Goal
Gather from the listing below each line that includes the word "document", and copy it.

Data records
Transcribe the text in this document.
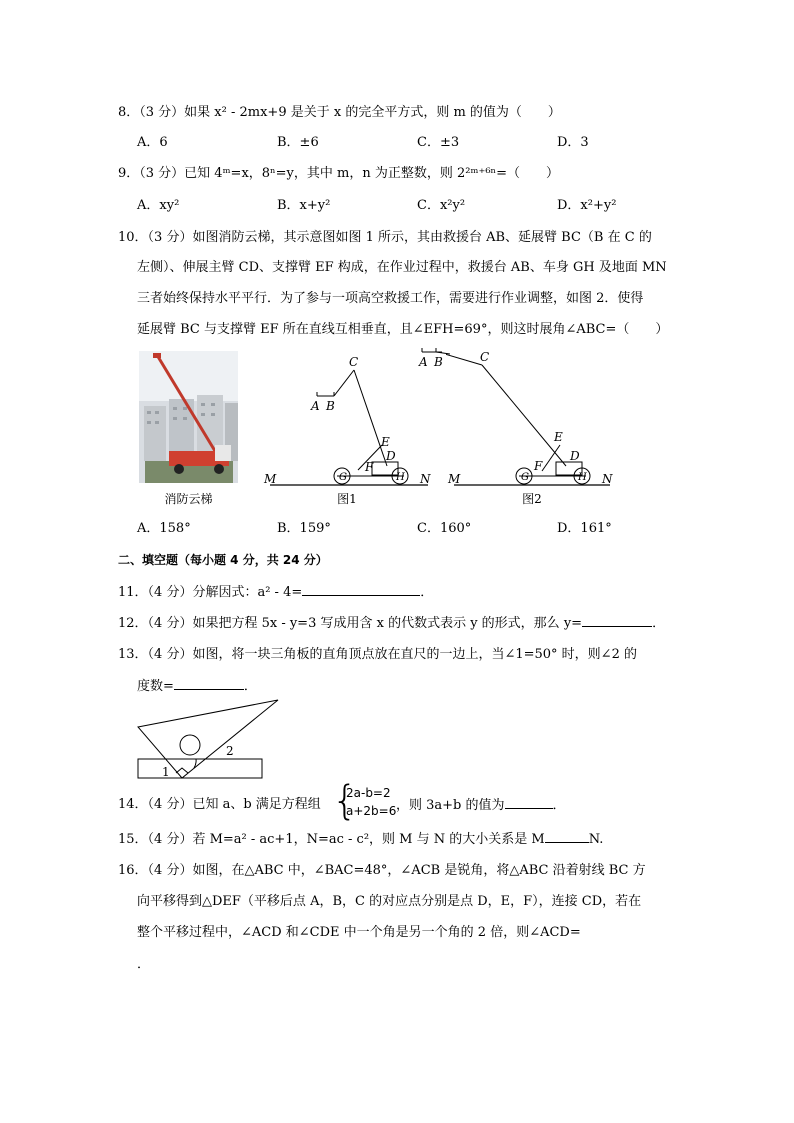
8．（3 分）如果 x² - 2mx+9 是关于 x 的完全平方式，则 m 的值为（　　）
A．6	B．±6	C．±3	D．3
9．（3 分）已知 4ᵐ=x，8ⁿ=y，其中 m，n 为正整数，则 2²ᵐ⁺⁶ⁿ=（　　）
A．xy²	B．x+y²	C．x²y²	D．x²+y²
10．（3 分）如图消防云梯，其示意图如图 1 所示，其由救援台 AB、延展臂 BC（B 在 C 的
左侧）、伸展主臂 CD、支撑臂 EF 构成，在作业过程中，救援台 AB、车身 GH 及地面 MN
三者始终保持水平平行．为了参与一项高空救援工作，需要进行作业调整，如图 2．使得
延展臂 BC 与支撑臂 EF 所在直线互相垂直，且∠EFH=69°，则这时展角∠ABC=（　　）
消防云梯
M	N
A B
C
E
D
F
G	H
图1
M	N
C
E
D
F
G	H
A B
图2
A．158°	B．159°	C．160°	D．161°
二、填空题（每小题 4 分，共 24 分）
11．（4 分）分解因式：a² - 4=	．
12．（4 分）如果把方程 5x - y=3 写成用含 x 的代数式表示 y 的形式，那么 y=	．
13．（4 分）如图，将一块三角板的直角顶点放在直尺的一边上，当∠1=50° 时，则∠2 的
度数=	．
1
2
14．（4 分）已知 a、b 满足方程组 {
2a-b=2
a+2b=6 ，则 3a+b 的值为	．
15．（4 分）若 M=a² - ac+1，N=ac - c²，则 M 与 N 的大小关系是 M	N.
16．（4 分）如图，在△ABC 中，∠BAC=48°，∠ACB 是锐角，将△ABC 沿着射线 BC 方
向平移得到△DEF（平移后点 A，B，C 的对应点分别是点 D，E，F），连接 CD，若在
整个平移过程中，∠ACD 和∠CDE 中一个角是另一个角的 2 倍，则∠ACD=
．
--
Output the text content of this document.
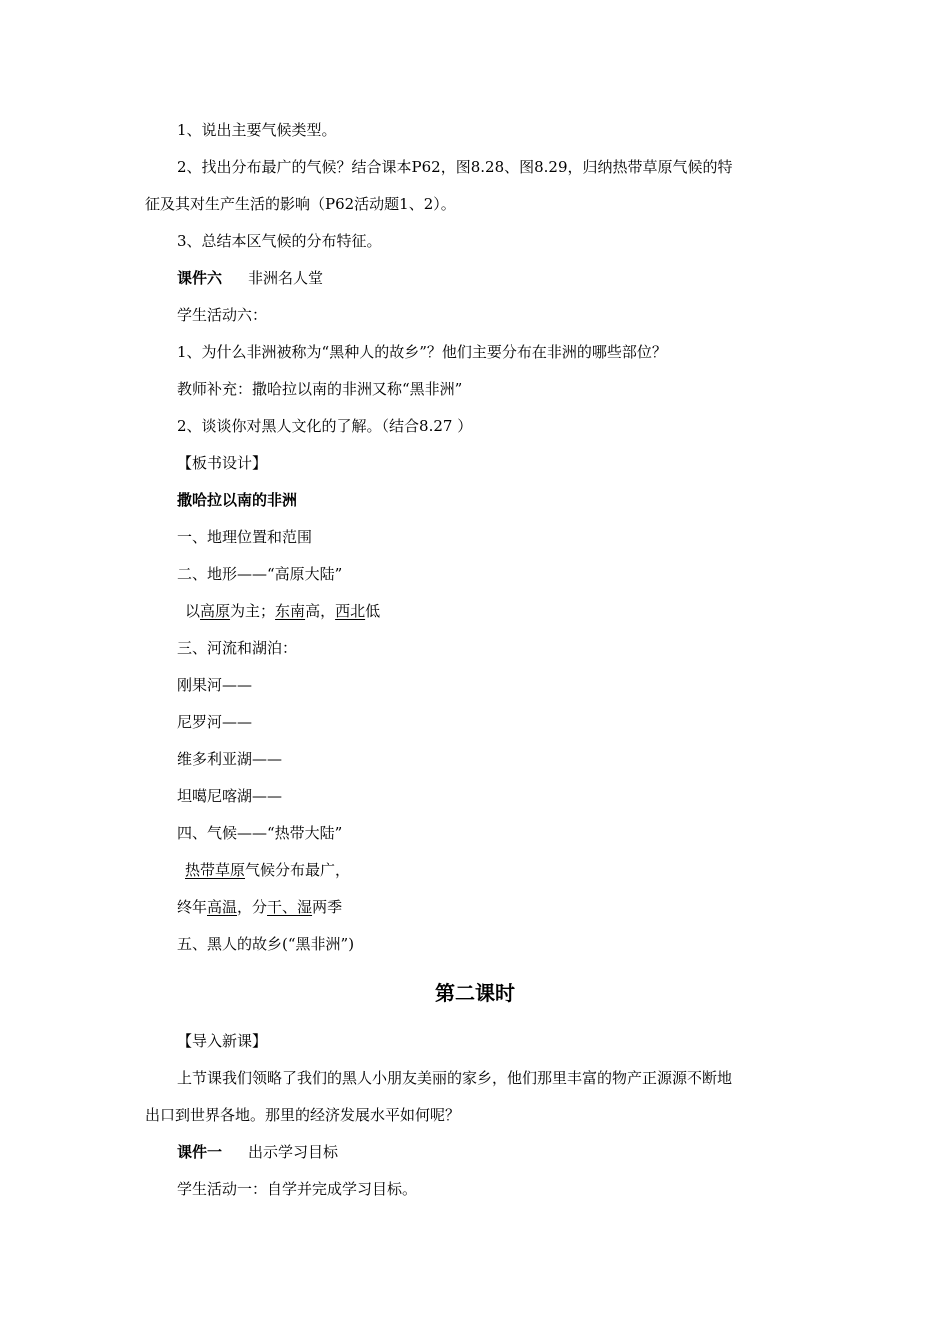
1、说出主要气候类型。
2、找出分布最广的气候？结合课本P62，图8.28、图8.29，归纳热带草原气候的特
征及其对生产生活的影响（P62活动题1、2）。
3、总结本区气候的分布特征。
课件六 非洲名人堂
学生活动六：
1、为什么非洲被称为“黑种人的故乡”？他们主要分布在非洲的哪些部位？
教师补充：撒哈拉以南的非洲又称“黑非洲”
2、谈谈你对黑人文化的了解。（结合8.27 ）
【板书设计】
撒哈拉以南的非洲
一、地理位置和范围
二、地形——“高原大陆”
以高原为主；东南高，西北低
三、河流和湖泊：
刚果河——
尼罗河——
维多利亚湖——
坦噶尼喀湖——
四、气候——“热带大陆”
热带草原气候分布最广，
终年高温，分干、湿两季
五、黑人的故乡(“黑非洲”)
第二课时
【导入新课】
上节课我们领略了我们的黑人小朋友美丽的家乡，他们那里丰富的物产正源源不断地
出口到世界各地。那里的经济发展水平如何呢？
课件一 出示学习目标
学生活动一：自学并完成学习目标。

Output
Transcribe the text in this document.
Output the text content of this document.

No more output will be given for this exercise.